▼
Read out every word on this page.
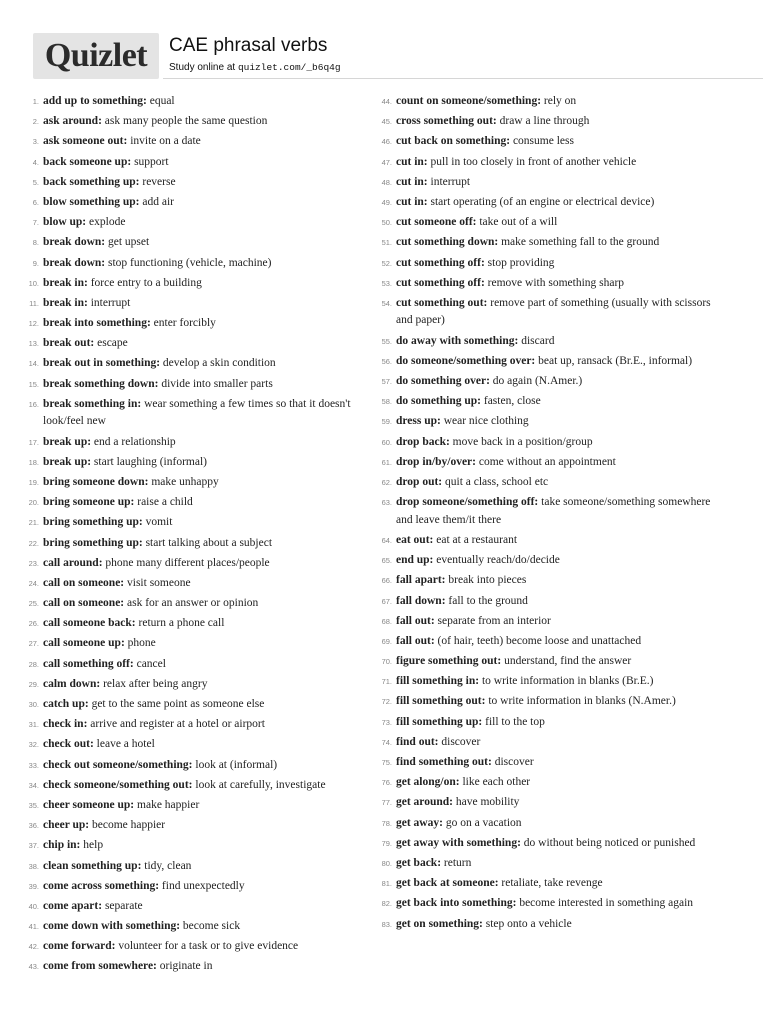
Quizlet	CAE phrasal verbs
Study online at quizlet.com/_b6q4g
1. add up to something: equal
2. ask around: ask many people the same question
3. ask someone out: invite on a date
4. back someone up: support
5. back something up: reverse
6. blow something up: add air
7. blow up: explode
8. break down: get upset
9. break down: stop functioning (vehicle, machine)
10. break in: force entry to a building
11. break in: interrupt
12. break into something: enter forcibly
13. break out: escape
14. break out in something: develop a skin condition
15. break something down: divide into smaller parts
16. break something in: wear something a few times so that it doesn't look/feel new
17. break up: end a relationship
18. break up: start laughing (informal)
19. bring someone down: make unhappy
20. bring someone up: raise a child
21. bring something up: vomit
22. bring something up: start talking about a subject
23. call around: phone many different places/people
24. call on someone: visit someone
25. call on someone: ask for an answer or opinion
26. call someone back: return a phone call
27. call someone up: phone
28. call something off: cancel
29. calm down: relax after being angry
30. catch up: get to the same point as someone else
31. check in: arrive and register at a hotel or airport
32. check out: leave a hotel
33. check out someone/something: look at (informal)
34. check someone/something out: look at carefully, investigate
35. cheer someone up: make happier
36. cheer up: become happier
37. chip in: help
38. clean something up: tidy, clean
39. come across something: find unexpectedly
40. come apart: separate
41. come down with something: become sick
42. come forward: volunteer for a task or to give evidence
43. come from somewhere: originate in
44. count on someone/something: rely on
45. cross something out: draw a line through
46. cut back on something: consume less
47. cut in: pull in too closely in front of another vehicle
48. cut in: interrupt
49. cut in: start operating (of an engine or electrical device)
50. cut someone off: take out of a will
51. cut something down: make something fall to the ground
52. cut something off: stop providing
53. cut something off: remove with something sharp
54. cut something out: remove part of something (usually with scissors and paper)
55. do away with something: discard
56. do someone/something over: beat up, ransack (Br.E., informal)
57. do something over: do again (N.Amer.)
58. do something up: fasten, close
59. dress up: wear nice clothing
60. drop back: move back in a position/group
61. drop in/by/over: come without an appointment
62. drop out: quit a class, school etc
63. drop someone/something off: take someone/something somewhere and leave them/it there
64. eat out: eat at a restaurant
65. end up: eventually reach/do/decide
66. fall apart: break into pieces
67. fall down: fall to the ground
68. fall out: separate from an interior
69. fall out: (of hair, teeth) become loose and unattached
70. figure something out: understand, find the answer
71. fill something in: to write information in blanks (Br.E.)
72. fill something out: to write information in blanks (N.Amer.)
73. fill something up: fill to the top
74. find out: discover
75. find something out: discover
76. get along/on: like each other
77. get around: have mobility
78. get away: go on a vacation
79. get away with something: do without being noticed or punished
80. get back: return
81. get back at someone: retaliate, take revenge
82. get back into something: become interested in something again
83. get on something: step onto a vehicle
▲
• **Requirements**: Report all lines of the material that contain the word "down".

• **Answer to this task**:
8. break down: get upset
9. break down: stop functioning (vehicle, machine)
15. break something down: divide into smaller parts
19. bring someone down: make unhappy
29. calm down: relax after being angry
41. come down with something: become sick
51. cut something down: make something fall to the ground
67. fall down: fall to the ground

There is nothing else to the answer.